---------- Document excerpt ----------

# Bridge L3.M5.2 → L3.M5.3 Readiness Validation

## Purpose

This bridge validates the transition from **Data Pipelines** (M5.2 - production automation) to **Data Quality** (M5.3 - quality scoring and drift detection).

**What Shifts:** You move from running pipelines reliably at scale to ensuring the data flowing through them meets quality standards. M5.2 gave you throughput and reliability; M5.3 adds visibility into what you're actually indexing.

**Why It Matters:** A pipeline processing 5,000 documents in 8 minutes is worthless if those documents contain corrupted text, duplicates, or degraded data. Quality checks prevent garbage-in-garbage-out scenarios that undermine RAG system accuracy.

## Concepts Covered

This bridge introduces **validation gates** as a prerequisite pattern:

- **Infrastructure Readiness Checks** - Verifying production services are operational before layering new capabilities
- **Minimum Viable Dataset** - Establishing thresholds for meaningful quality analysis
- **Monitoring Foundation** - Ensuring metrics infrastructure exists to extend with quality signals

**Delta from M5.2:** No new pipeline features; only validation that existing automation is production-ready for quality instrumentation.

---------- Dataset excerpt ----------

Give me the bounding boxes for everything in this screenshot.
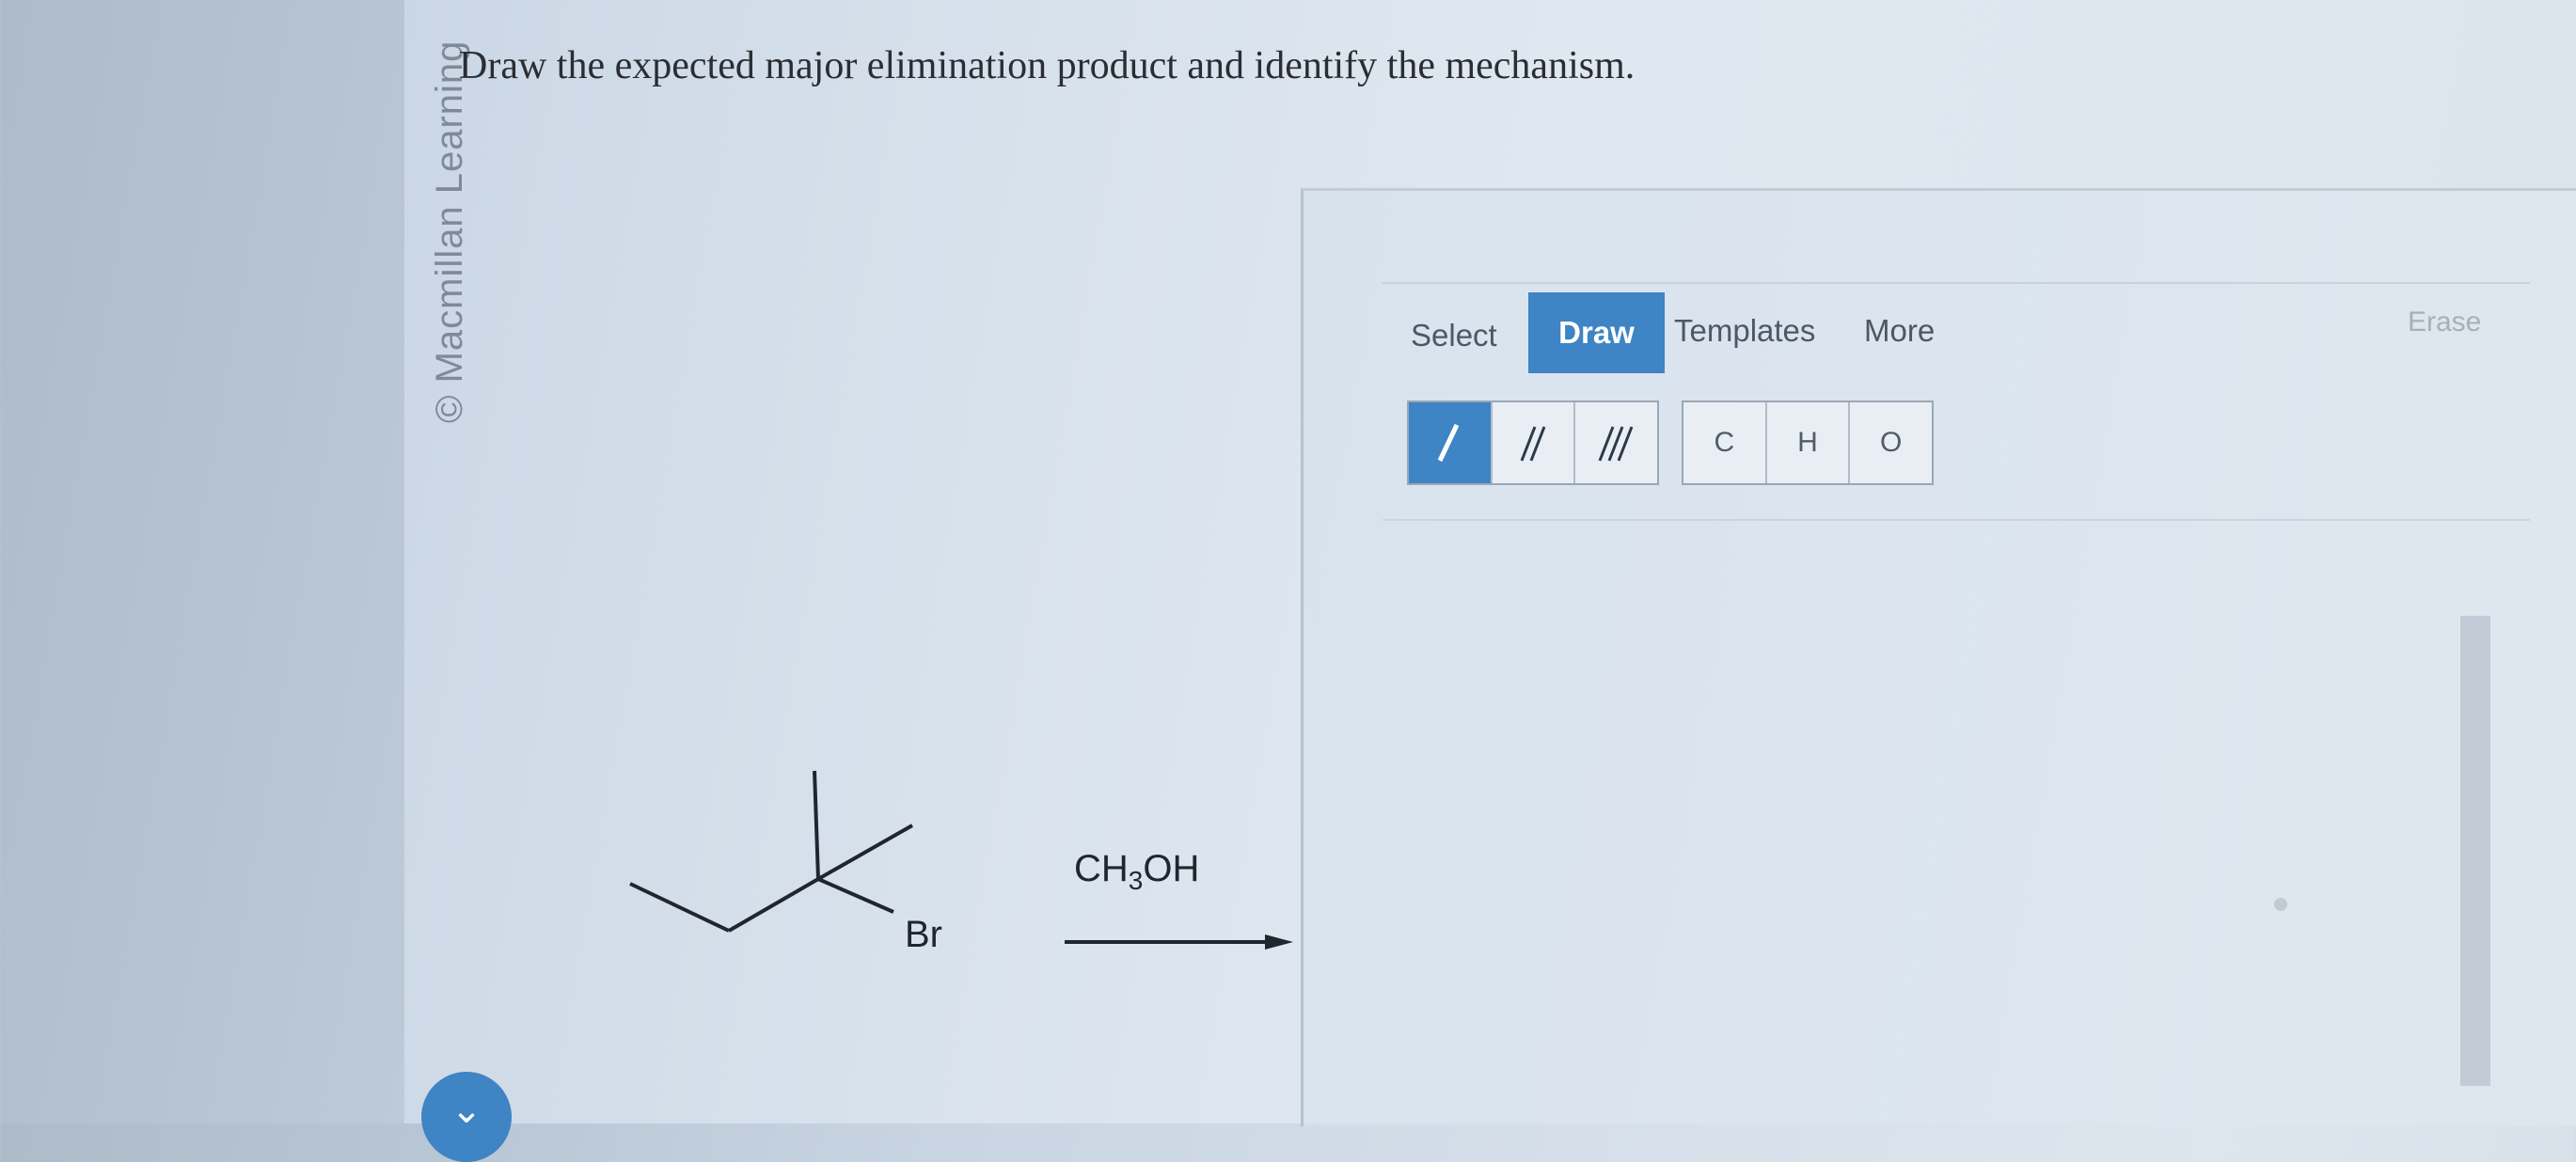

----------

Task statement:
Answer these questions about the bridge validation page:
1. What two things does M5.3 cover?
2. In the pipeline example, how many documents are processed, and in how many minutes?
3. What does the Minimum Viable Dataset concept establish?

Written solution:
1. Quality scoring and drift detection.
2. 5,000 documents in 8 minutes.
3. Thresholds for meaningful quality analysis.